Transcript entries for document pages
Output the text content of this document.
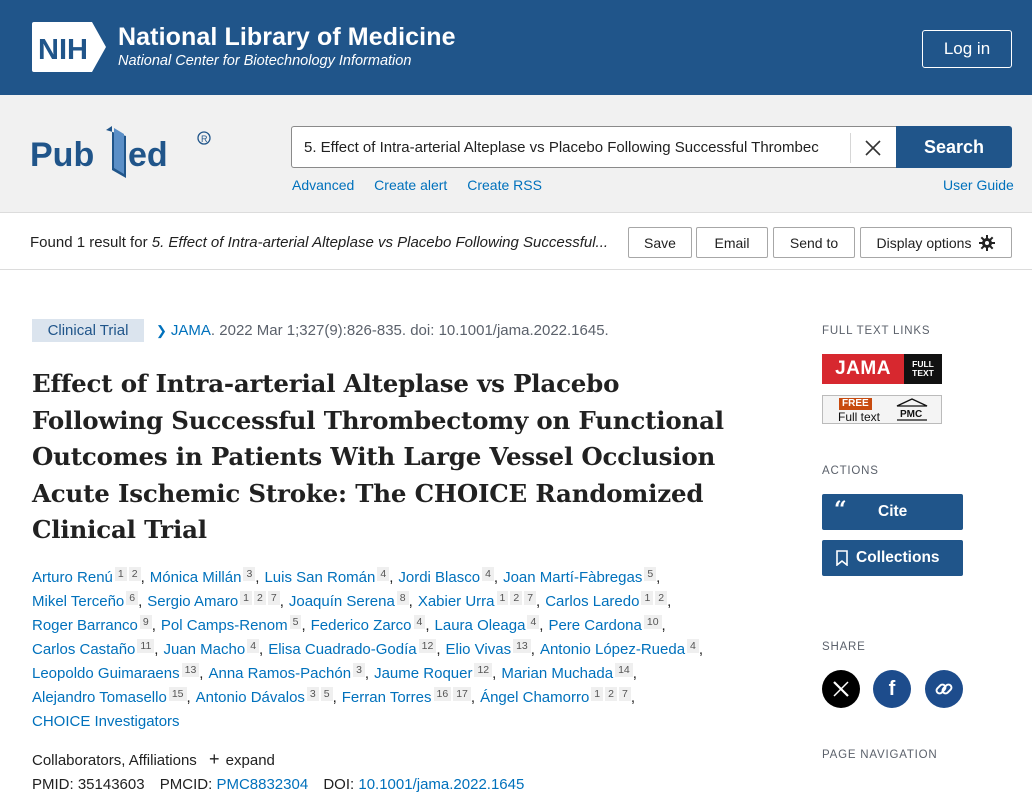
NIH National Library of Medicine
National Center for Biotechnology Information
Log in
Pub ed	R	5. Effect of Intra-arterial Alteplase vs Placebo Following Successful Thrombec	Search
Advanced Create alert Create RSS	User Guide
Found 1 result for 5. Effect of Intra-arterial Alteplase vs Placebo Following Successful...	Save	Email	Send to	Display options
Clinical Trial	❯ JAMA. 2022 Mar 1;327(9):826-835. doi: 10.1001/jama.2022.1645.
Effect of Intra-arterial Alteplase vs Placebo Following Successful Thrombectomy on Functional Outcomes in Patients With Large Vessel Occlusion Acute Ischemic Stroke: The CHOICE Randomized Clinical Trial
Arturo Renú 1 2 , Mónica Millán 3 , Luis San Román 4 , Jordi Blasco 4 , Joan Martí-Fàbregas 5 ,
Mikel Terceño 6 , Sergio Amaro 1 2 7 , Joaquín Serena 8 , Xabier Urra 1 2 7 , Carlos Laredo 1 2 ,
Roger Barranco 9 , Pol Camps-Renom 5 , Federico Zarco 4 , Laura Oleaga 4 , Pere Cardona 10 ,
Carlos Castaño 11 , Juan Macho 4 , Elisa Cuadrado-Godía 12 , Elio Vivas 13 , Antonio López-Rueda 4 ,
Leopoldo Guimaraens 13 , Anna Ramos-Pachón 3 , Jaume Roquer 12 , Marian Muchada 14 ,
Alejandro Tomasello 15 , Antonio Dávalos 3 5 , Ferran Torres 16 17 , Ángel Chamorro 1 2 7 ,
CHOICE Investigators
Collaborators, Affiliations + expand
PMID: 35143603 PMCID: PMC8832304 DOI: 10.1001/jama.2022.1645
FULL TEXT LINKS
JAMA	FULL
TEXT
FREE
Full text PMC
ACTIONS
“ Cite
Collections
SHARE
f
PAGE NAVIGATION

### [TASK TO COMPLETE]
From the entries above, extract every line where the word "CHOICE" appears.

### [EXPECTED ANSWER]
Effect of Intra-arterial Alteplase vs Placebo Following Successful Thrombectomy on Functional Outcomes in Patients With Large Vessel Occlusion Acute Ischemic Stroke: The CHOICE Randomized Clinical Trial
CHOICE Investigators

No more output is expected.